# WORK TO COMPLETE
Output each entry verbatim and exclude every picture from it.

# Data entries
════

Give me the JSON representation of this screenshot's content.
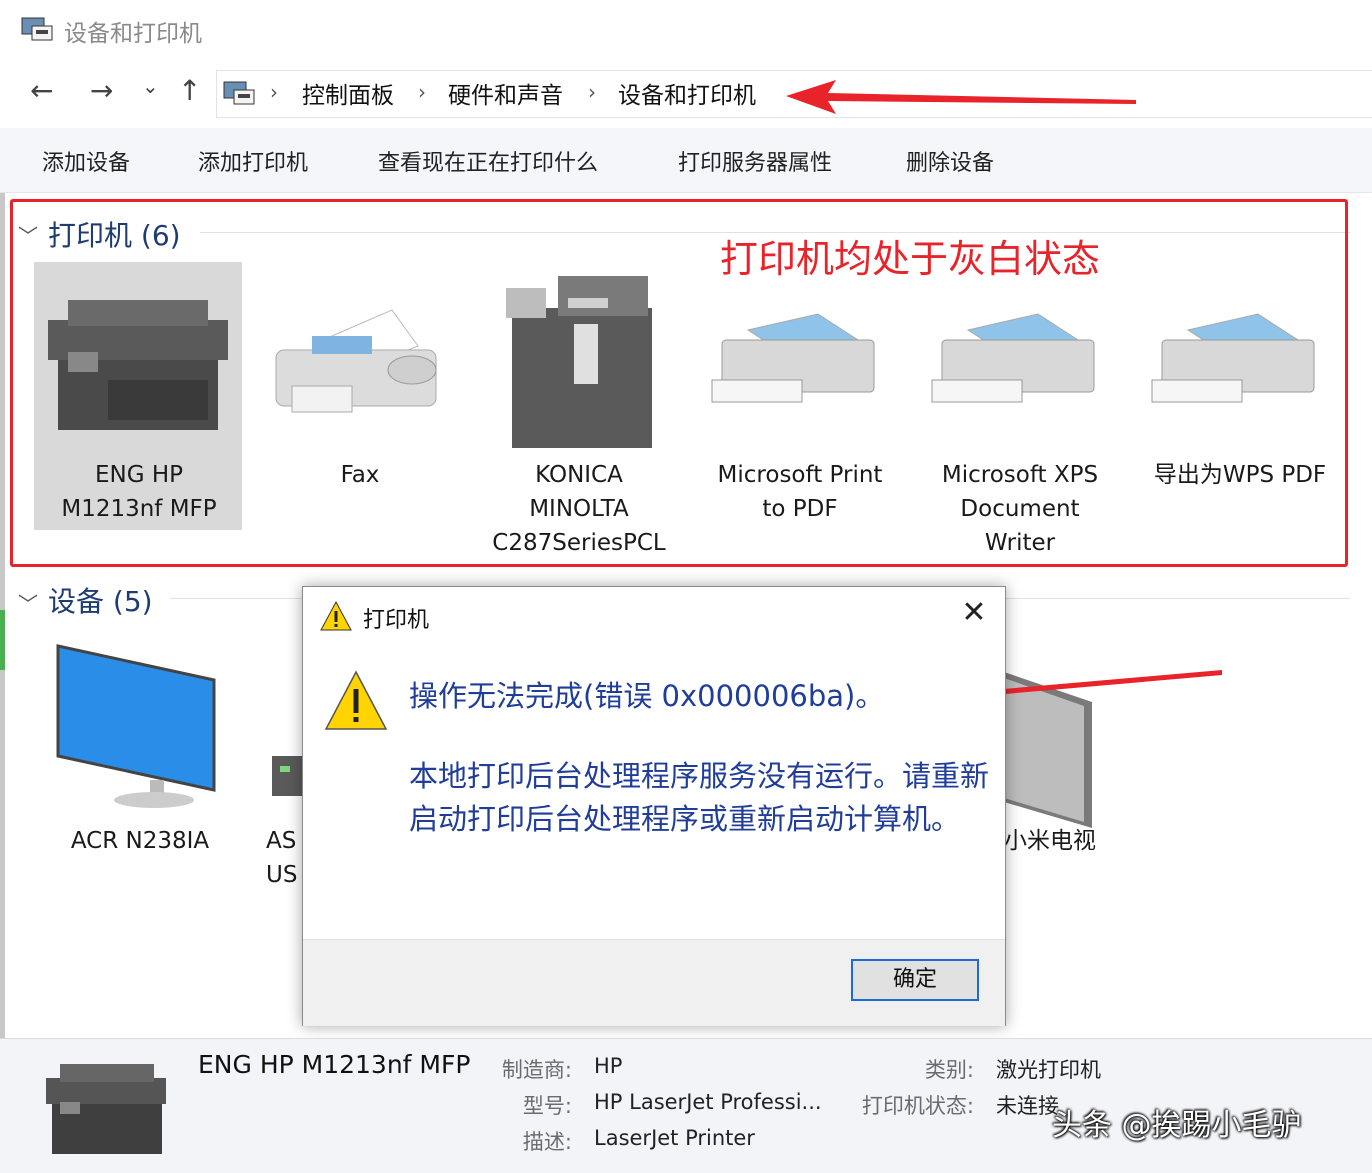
{
  "window": {
    "title": "设备和打印机"
  },
  "nav": {
    "back": "←",
    "forward": "→",
    "recent": "⌄",
    "up": "↑",
    "breadcrumb": [
      "控制面板",
      "硬件和声音",
      "设备和打印机"
    ],
    "sep": "›"
  },
  "toolbar": {
    "items": [
      "添加设备",
      "添加打印机",
      "查看现在正在打印什么",
      "打印服务器属性",
      "删除设备"
    ]
  },
  "printers": {
    "header": "打印机 (6)",
    "annotation": "打印机均处于灰白状态",
    "items": [
      {
        "line1": "ENG HP",
        "line2": "M1213nf MFP",
        "line3": ""
      },
      {
        "line1": "Fax",
        "line2": "",
        "line3": ""
      },
      {
        "line1": "KONICA",
        "line2": "MINOLTA",
        "line3": "C287SeriesPCL"
      },
      {
        "line1": "Microsoft Print",
        "line2": "to PDF",
        "line3": ""
      },
      {
        "line1": "Microsoft XPS",
        "line2": "Document",
        "line3": "Writer"
      },
      {
        "line1": "导出为WPS PDF",
        "line2": "",
        "line3": ""
      }
    ]
  },
  "devices": {
    "header": "设备 (5)",
    "items": [
      {
        "line1": "ACR N238IA",
        "line2": ""
      },
      {
        "line1": "AS",
        "line2": "US"
      },
      {
        "line1": "小米电视",
        "line2": ""
      }
    ]
  },
  "dialog": {
    "title": "打印机",
    "close": "✕",
    "message1": "操作无法完成(错误 0x000006ba)。",
    "message2": "本地打印后台处理程序服务没有运行。请重新启动打印后台处理程序或重新启动计算机。",
    "ok": "确定"
  },
  "details": {
    "name": "ENG HP M1213nf MFP",
    "manufacturer_label": "制造商:",
    "manufacturer": "HP",
    "model_label": "型号:",
    "model": "HP LaserJet Professi...",
    "desc_label": "描述:",
    "desc": "LaserJet Printer",
    "category_label": "类别:",
    "category": "激光打印机",
    "status_label": "打印机状态:",
    "status": "未连接"
  },
  "watermark": "头条 @挨踢小毛驴",
  "colors": {
    "annotation_red": "#e8232a",
    "dialog_text_blue": "#1f3d99",
    "header_blue": "#1e3c72"
  }
}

════

# EXERCISE RESULT
Give me the JSON representation of this screenshot's content.
{
  "window": {
    "title": "设备和打印机"
  },
  "nav": {
    "back": "←",
    "forward": "→",
    "recent": "⌄",
    "up": "↑",
    "breadcrumb": [
      "控制面板",
      "硬件和声音",
      "设备和打印机"
    ],
    "sep": "›"
  },
  "toolbar": {
    "items": [
      "添加设备",
      "添加打印机",
      "查看现在正在打印什么",
      "打印服务器属性",
      "删除设备"
    ]
  },
  "printers": {
    "header": "打印机 (6)",
    "annotation": "打印机均处于灰白状态",
    "items": [
      {
        "line1": "ENG HP",
        "line2": "M1213nf MFP",
        "line3": ""
      },
      {
        "line1": "Fax",
        "line2": "",
        "line3": ""
      },
      {
        "line1": "KONICA",
        "line2": "MINOLTA",
        "line3": "C287SeriesPCL"
      },
      {
        "line1": "Microsoft Print",
        "line2": "to PDF",
        "line3": ""
      },
      {
        "line1": "Microsoft XPS",
        "line2": "Document",
        "line3": "Writer"
      },
      {
        "line1": "导出为WPS PDF",
        "line2": "",
        "line3": ""
      }
    ]
  },
  "devices": {
    "header": "设备 (5)",
    "items": [
      {
        "line1": "ACR N238IA",
        "line2": ""
      },
      {
        "line1": "AS",
        "line2": "US"
      },
      {
        "line1": "小米电视",
        "line2": ""
      }
    ]
  },
  "dialog": {
    "title": "打印机",
    "close": "✕",
    "message1": "操作无法完成(错误 0x000006ba)。",
    "message2": "本地打印后台处理程序服务没有运行。请重新启动打印后台处理程序或重新启动计算机。",
    "ok": "确定"
  },
  "details": {
    "name": "ENG HP M1213nf MFP",
    "manufacturer_label": "制造商:",
    "manufacturer": "HP",
    "model_label": "型号:",
    "model": "HP LaserJet Professi...",
    "desc_label": "描述:",
    "desc": "LaserJet Printer",
    "category_label": "类别:",
    "category": "激光打印机",
    "status_label": "打印机状态:",
    "status": "未连接"
  },
  "watermark": "头条 @挨踢小毛驴",
  "colors": {
    "annotation_red": "#e8232a",
    "dialog_text_blue": "#1f3d99",
    "header_blue": "#1e3c72"
  }
}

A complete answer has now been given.